## Task statement
Leave out every picture, then transcribe the rest of the listing exactly.

## Given entries
[START]
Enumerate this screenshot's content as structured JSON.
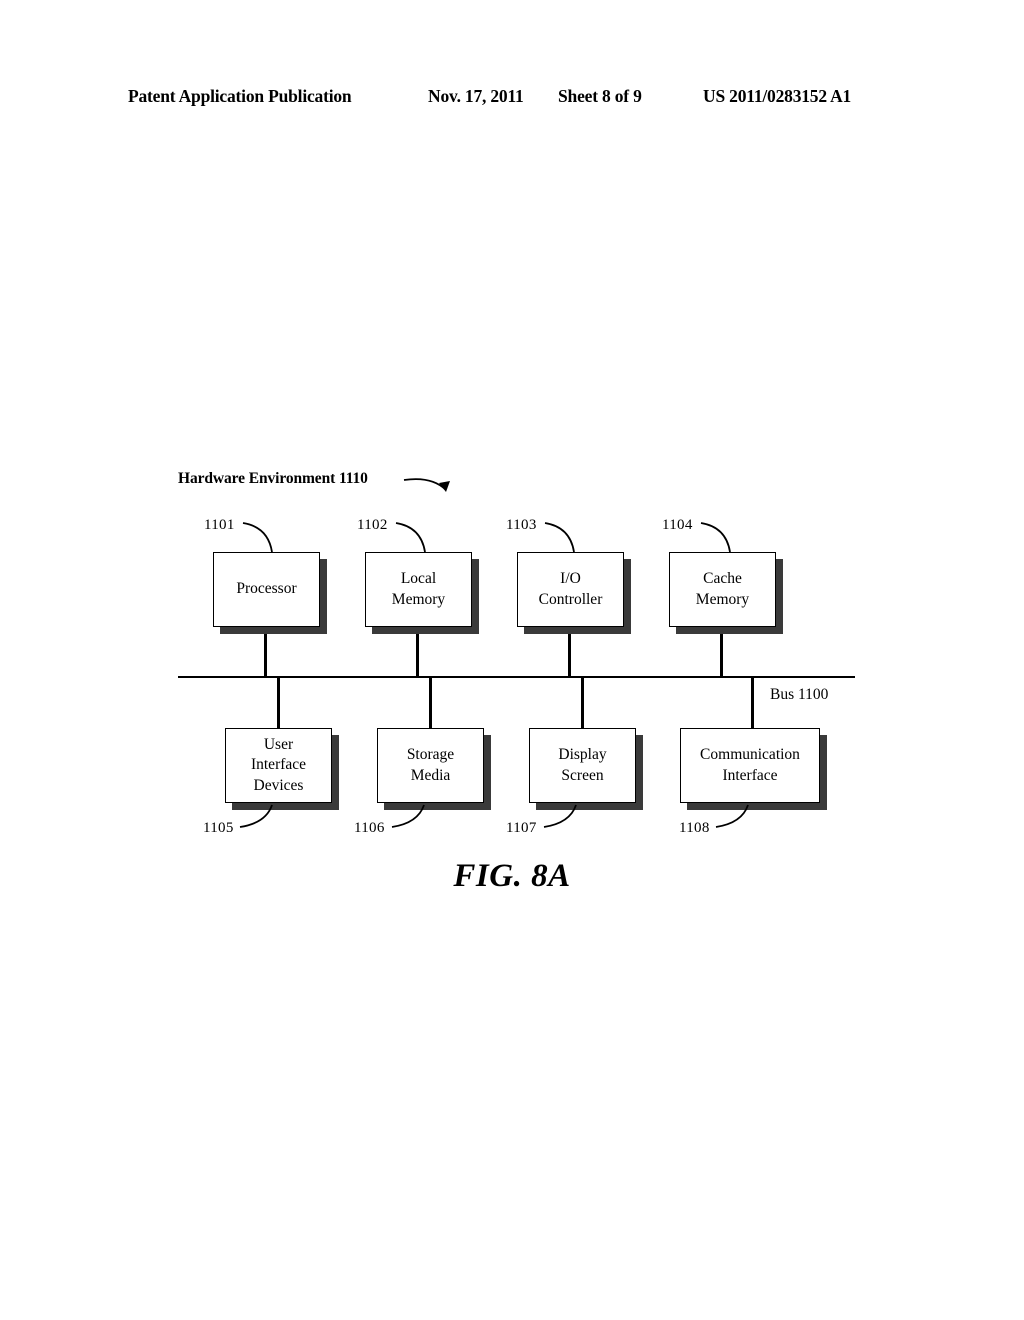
{
  "header": {
    "publication": "Patent Application Publication",
    "date": "Nov. 17, 2011",
    "sheet": "Sheet 8 of 9",
    "patent_number": "US 2011/0283152 A1"
  },
  "figure": {
    "caption": "FIG. 8A",
    "environment_title": "Hardware Environment 1110",
    "bus_label": "Bus 1100",
    "top_row": [
      {
        "ref": "1101",
        "label": "Processor",
        "lines": [
          "Processor"
        ]
      },
      {
        "ref": "1102",
        "label": "Local Memory",
        "lines": [
          "Local",
          "Memory"
        ]
      },
      {
        "ref": "1103",
        "label": "I/O Controller",
        "lines": [
          "I/O",
          "Controller"
        ]
      },
      {
        "ref": "1104",
        "label": "Cache Memory",
        "lines": [
          "Cache",
          "Memory"
        ]
      }
    ],
    "bottom_row": [
      {
        "ref": "1105",
        "label": "User Interface Devices",
        "lines": [
          "User",
          "Interface",
          "Devices"
        ]
      },
      {
        "ref": "1106",
        "label": "Storage Media",
        "lines": [
          "Storage",
          "Media"
        ]
      },
      {
        "ref": "1107",
        "label": "Display Screen",
        "lines": [
          "Display",
          "Screen"
        ]
      },
      {
        "ref": "1108",
        "label": "Communication Interface",
        "lines": [
          "Communication",
          "Interface"
        ]
      }
    ]
  }
}
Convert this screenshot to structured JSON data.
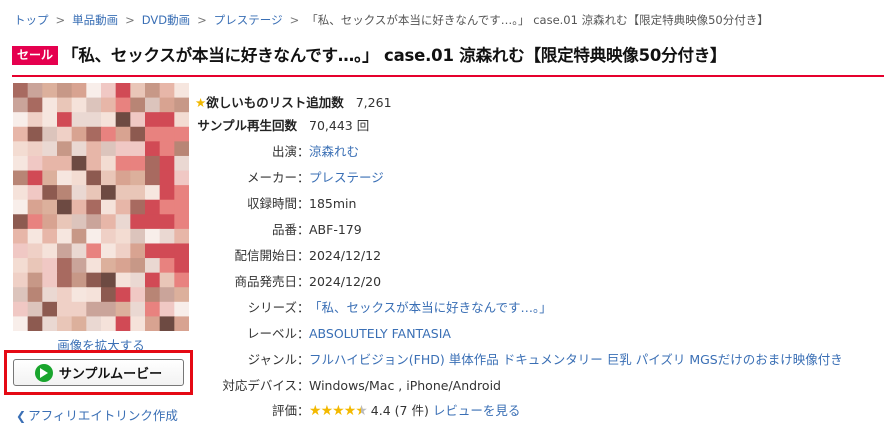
{
  "breadcrumb": [
    "トップ",
    "単品動画",
    "DVD動画",
    "プレステージ",
    "「私、セックスが本当に好きなんです…。」 case.01 涼森れむ【限定特典映像50分付き】"
  ],
  "breadcrumb_separator": ">",
  "sale_badge": "セール",
  "title": "「私、セックスが本当に好きなんです…。」 case.01 涼森れむ【限定特典映像50分付き】",
  "image": {
    "enlarge_label": "画像を拡大する"
  },
  "sample_button": {
    "label": "サンプルムービー"
  },
  "affiliate_link": "アフィリエイトリンク作成",
  "wishlist": {
    "label": "欲しいものリスト追加数",
    "value": "7,261"
  },
  "sample_plays": {
    "label": "サンプル再生回数",
    "value": "70,443",
    "unit": "回"
  },
  "details": [
    {
      "label": "出演",
      "value": "涼森れむ",
      "link": true
    },
    {
      "label": "メーカー",
      "value": "プレステージ",
      "link": true
    },
    {
      "label": "収録時間",
      "value": "185min",
      "link": false
    },
    {
      "label": "品番",
      "value": "ABF-179",
      "link": false
    },
    {
      "label": "配信開始日",
      "value": "2024/12/12",
      "link": false
    },
    {
      "label": "商品発売日",
      "value": "2024/12/20",
      "link": false
    },
    {
      "label": "シリーズ",
      "value": "「私、セックスが本当に好きなんです…。」",
      "link": true
    },
    {
      "label": "レーベル",
      "value": "ABSOLUTELY FANTASIA",
      "link": true
    },
    {
      "label": "ジャンル",
      "value": "",
      "link": true
    },
    {
      "label": "対応デバイス",
      "value": "Windows/Mac , iPhone/Android",
      "link": false
    },
    {
      "label": "評価",
      "value": "",
      "link": false
    }
  ],
  "genres": [
    "フルハイビジョン(FHD)",
    "単体作品",
    "ドキュメンタリー",
    "巨乳",
    "パイズリ",
    "MGSだけのおまけ映像付き"
  ],
  "rating": {
    "score": "4.4",
    "count_text": "(7 件)",
    "review_link": "レビューを見る",
    "stars_filled": 4.4,
    "stars_max": 5
  },
  "colors": {
    "accent_red": "#e6002d",
    "link_blue": "#3a6fb5",
    "badge_pink": "#e5004f",
    "play_green": "#19a52d",
    "star_gold": "#f3b900"
  },
  "icons": {
    "play": "play-circle-icon",
    "share": "share-icon",
    "wishlist_star": "star-icon"
  }
}
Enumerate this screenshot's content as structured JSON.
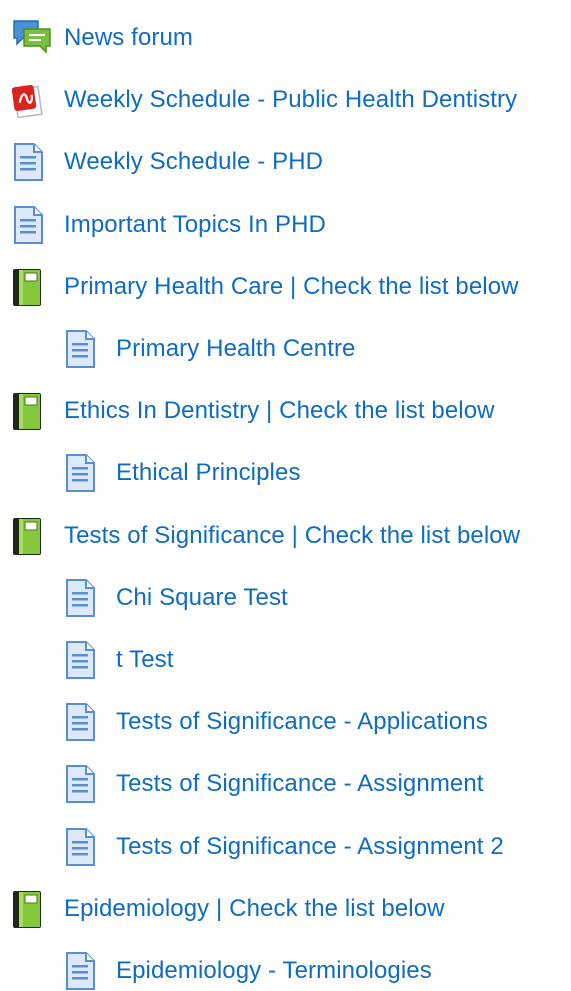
{
  "activities": [
    {
      "icon": "forum-icon",
      "label": "News forum",
      "level": 0
    },
    {
      "icon": "pdf-icon",
      "label": "Weekly Schedule - Public Health Dentistry",
      "level": 0
    },
    {
      "icon": "page-icon",
      "label": "Weekly Schedule - PHD",
      "level": 0
    },
    {
      "icon": "page-icon",
      "label": "Important Topics In PHD",
      "level": 0
    },
    {
      "icon": "book-icon",
      "label": "Primary Health Care | Check the list below",
      "level": 0
    },
    {
      "icon": "page-icon",
      "label": "Primary Health Centre",
      "level": 1
    },
    {
      "icon": "book-icon",
      "label": "Ethics In Dentistry | Check the list below",
      "level": 0
    },
    {
      "icon": "page-icon",
      "label": "Ethical Principles",
      "level": 1
    },
    {
      "icon": "book-icon",
      "label": "Tests of Significance | Check the list below",
      "level": 0
    },
    {
      "icon": "page-icon",
      "label": "Chi Square Test",
      "level": 1
    },
    {
      "icon": "page-icon",
      "label": "t Test",
      "level": 1
    },
    {
      "icon": "page-icon",
      "label": "Tests of Significance - Applications",
      "level": 1
    },
    {
      "icon": "page-icon",
      "label": "Tests of Significance - Assignment",
      "level": 1
    },
    {
      "icon": "page-icon",
      "label": "Tests of Significance - Assignment 2",
      "level": 1
    },
    {
      "icon": "book-icon",
      "label": "Epidemiology | Check the list below",
      "level": 0
    },
    {
      "icon": "page-icon",
      "label": "Epidemiology - Terminologies",
      "level": 1
    }
  ],
  "colors": {
    "link": "#0f6cbf",
    "page_icon_fill": "#dbe9fb",
    "page_icon_stroke": "#5a8ed0",
    "book_green": "#86c83b",
    "book_dark": "#1f2a12",
    "forum_blue": "#4a90d9",
    "forum_green": "#7ac142",
    "pdf_red": "#d9251d"
  }
}
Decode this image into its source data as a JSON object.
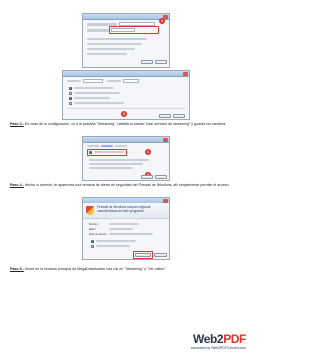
{
  "steps": [
    {
      "label": "Paso 3.-",
      "text": "En cuan de la configuración, ve a la pestaña \"Streaming\", habilita la casilla \"Usar servidor de streaming\" y guarda los cambios."
    },
    {
      "label": "Paso 4.-",
      "text": "Hecho lo anterior, te aparecerá una ventana de alerta de seguridad del Firewall de Windows, allí simplemente permite el acceso."
    },
    {
      "label": "Paso 5.-",
      "text": "Ahora en la ventana principal de MegaDownloader haz clic en \"Streaming\" y \"Ver online\"."
    }
  ],
  "callouts": {
    "one": "1",
    "two": "2"
  },
  "firewall_dialog": {
    "title": "Firewall de Windows bloqueó algunas características de este programa",
    "labels": [
      "Nombre:",
      "Editor:",
      "Ruta de acceso:"
    ],
    "button": "Permitir acceso"
  },
  "footer": {
    "logo_main": "Web2",
    "logo_accent": "PDF",
    "url": "converted by Web2PDFConvert.com"
  },
  "colors": {
    "callout": "#e0342b",
    "logo_dark": "#2a3550"
  }
}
[END]
## Reply
Enumerate this screenshot's content as structured JSON.
{
  "header": {
    "publication": "Patent Application Publication",
    "date": "Nov. 17, 2011",
    "sheet": "Sheet 8 of 9",
    "patent_number": "US 2011/0283152 A1"
  },
  "figure": {
    "caption": "FIG. 8A",
    "environment_title": "Hardware Environment 1110",
    "bus_label": "Bus 1100",
    "top_row": [
      {
        "ref": "1101",
        "label": "Processor",
        "lines": [
          "Processor"
        ]
      },
      {
        "ref": "1102",
        "label": "Local Memory",
        "lines": [
          "Local",
          "Memory"
        ]
      },
      {
        "ref": "1103",
        "label": "I/O Controller",
        "lines": [
          "I/O",
          "Controller"
        ]
      },
      {
        "ref": "1104",
        "label": "Cache Memory",
        "lines": [
          "Cache",
          "Memory"
        ]
      }
    ],
    "bottom_row": [
      {
        "ref": "1105",
        "label": "User Interface Devices",
        "lines": [
          "User",
          "Interface",
          "Devices"
        ]
      },
      {
        "ref": "1106",
        "label": "Storage Media",
        "lines": [
          "Storage",
          "Media"
        ]
      },
      {
        "ref": "1107",
        "label": "Display Screen",
        "lines": [
          "Display",
          "Screen"
        ]
      },
      {
        "ref": "1108",
        "label": "Communication Interface",
        "lines": [
          "Communication",
          "Interface"
        ]
      }
    ]
  }
}
Convert this screenshot to structured JSON data.
{
  "breadcrumb": [
    "トップ",
    "単品動画",
    "DVD動画",
    "プレステージ",
    "「私、セックスが本当に好きなんです…。」 case.01 涼森れむ【限定特典映像50分付き】"
  ],
  "breadcrumb_separator": ">",
  "sale_badge": "セール",
  "title": "「私、セックスが本当に好きなんです…。」 case.01 涼森れむ【限定特典映像50分付き】",
  "image": {
    "enlarge_label": "画像を拡大する"
  },
  "sample_button": {
    "label": "サンプルムービー"
  },
  "affiliate_link": "アフィリエイトリンク作成",
  "wishlist": {
    "label": "欲しいものリスト追加数",
    "value": "7,261"
  },
  "sample_plays": {
    "label": "サンプル再生回数",
    "value": "70,443",
    "unit": "回"
  },
  "details": [
    {
      "label": "出演",
      "value": "涼森れむ",
      "link": true
    },
    {
      "label": "メーカー",
      "value": "プレステージ",
      "link": true
    },
    {
      "label": "収録時間",
      "value": "185min",
      "link": false
    },
    {
      "label": "品番",
      "value": "ABF-179",
      "link": false
    },
    {
      "label": "配信開始日",
      "value": "2024/12/12",
      "link": false
    },
    {
      "label": "商品発売日",
      "value": "2024/12/20",
      "link": false
    },
    {
      "label": "シリーズ",
      "value": "「私、セックスが本当に好きなんです…。」",
      "link": true
    },
    {
      "label": "レーベル",
      "value": "ABSOLUTELY FANTASIA",
      "link": true
    },
    {
      "label": "ジャンル",
      "value": "",
      "link": true
    },
    {
      "label": "対応デバイス",
      "value": "Windows/Mac , iPhone/Android",
      "link": false
    },
    {
      "label": "評価",
      "value": "",
      "link": false
    }
  ],
  "genres": [
    "フルハイビジョン(FHD)",
    "単体作品",
    "ドキュメンタリー",
    "巨乳",
    "パイズリ",
    "MGSだけのおまけ映像付き"
  ],
  "rating": {
    "score": "4.4",
    "count_text": "(7 件)",
    "review_link": "レビューを見る",
    "stars_filled": 4.4,
    "stars_max": 5
  },
  "colors": {
    "accent_red": "#e6002d",
    "link_blue": "#3a6fb5",
    "badge_pink": "#e5004f",
    "play_green": "#19a52d",
    "star_gold": "#f3b900"
  },
  "icons": {
    "play": "play-circle-icon",
    "share": "share-icon",
    "wishlist_star": "star-icon"
  }
}
Enumerate this screenshot's content as structured JSON.
{
  "activities": [
    {
      "icon": "forum-icon",
      "label": "News forum",
      "level": 0
    },
    {
      "icon": "pdf-icon",
      "label": "Weekly Schedule - Public Health Dentistry",
      "level": 0
    },
    {
      "icon": "page-icon",
      "label": "Weekly Schedule - PHD",
      "level": 0
    },
    {
      "icon": "page-icon",
      "label": "Important Topics In PHD",
      "level": 0
    },
    {
      "icon": "book-icon",
      "label": "Primary Health Care | Check the list below",
      "level": 0
    },
    {
      "icon": "page-icon",
      "label": "Primary Health Centre",
      "level": 1
    },
    {
      "icon": "book-icon",
      "label": "Ethics In Dentistry | Check the list below",
      "level": 0
    },
    {
      "icon": "page-icon",
      "label": "Ethical Principles",
      "level": 1
    },
    {
      "icon": "book-icon",
      "label": "Tests of Significance | Check the list below",
      "level": 0
    },
    {
      "icon": "page-icon",
      "label": "Chi Square Test",
      "level": 1
    },
    {
      "icon": "page-icon",
      "label": "t Test",
      "level": 1
    },
    {
      "icon": "page-icon",
      "label": "Tests of Significance - Applications",
      "level": 1
    },
    {
      "icon": "page-icon",
      "label": "Tests of Significance - Assignment",
      "level": 1
    },
    {
      "icon": "page-icon",
      "label": "Tests of Significance - Assignment 2",
      "level": 1
    },
    {
      "icon": "book-icon",
      "label": "Epidemiology | Check the list below",
      "level": 0
    },
    {
      "icon": "page-icon",
      "label": "Epidemiology - Terminologies",
      "level": 1
    }
  ],
  "colors": {
    "link": "#0f6cbf",
    "page_icon_fill": "#dbe9fb",
    "page_icon_stroke": "#5a8ed0",
    "book_green": "#86c83b",
    "book_dark": "#1f2a12",
    "forum_blue": "#4a90d9",
    "forum_green": "#7ac142",
    "pdf_red": "#d9251d"
  }
}
Decode this image into its source data as a JSON object.
{
  "steps": [
    {
      "label": "Paso 3.-",
      "text": "En cuan de la configuración, ve a la pestaña \"Streaming\", habilita la casilla \"Usar servidor de streaming\" y guarda los cambios."
    },
    {
      "label": "Paso 4.-",
      "text": "Hecho lo anterior, te aparecerá una ventana de alerta de seguridad del Firewall de Windows, allí simplemente permite el acceso."
    },
    {
      "label": "Paso 5.-",
      "text": "Ahora en la ventana principal de MegaDownloader haz clic en \"Streaming\" y \"Ver online\"."
    }
  ],
  "callouts": {
    "one": "1",
    "two": "2"
  },
  "firewall_dialog": {
    "title": "Firewall de Windows bloqueó algunas características de este programa",
    "labels": [
      "Nombre:",
      "Editor:",
      "Ruta de acceso:"
    ],
    "button": "Permitir acceso"
  },
  "footer": {
    "logo_main": "Web2",
    "logo_accent": "PDF",
    "url": "converted by Web2PDFConvert.com"
  },
  "colors": {
    "callout": "#e0342b",
    "logo_dark": "#2a3550"
  }
}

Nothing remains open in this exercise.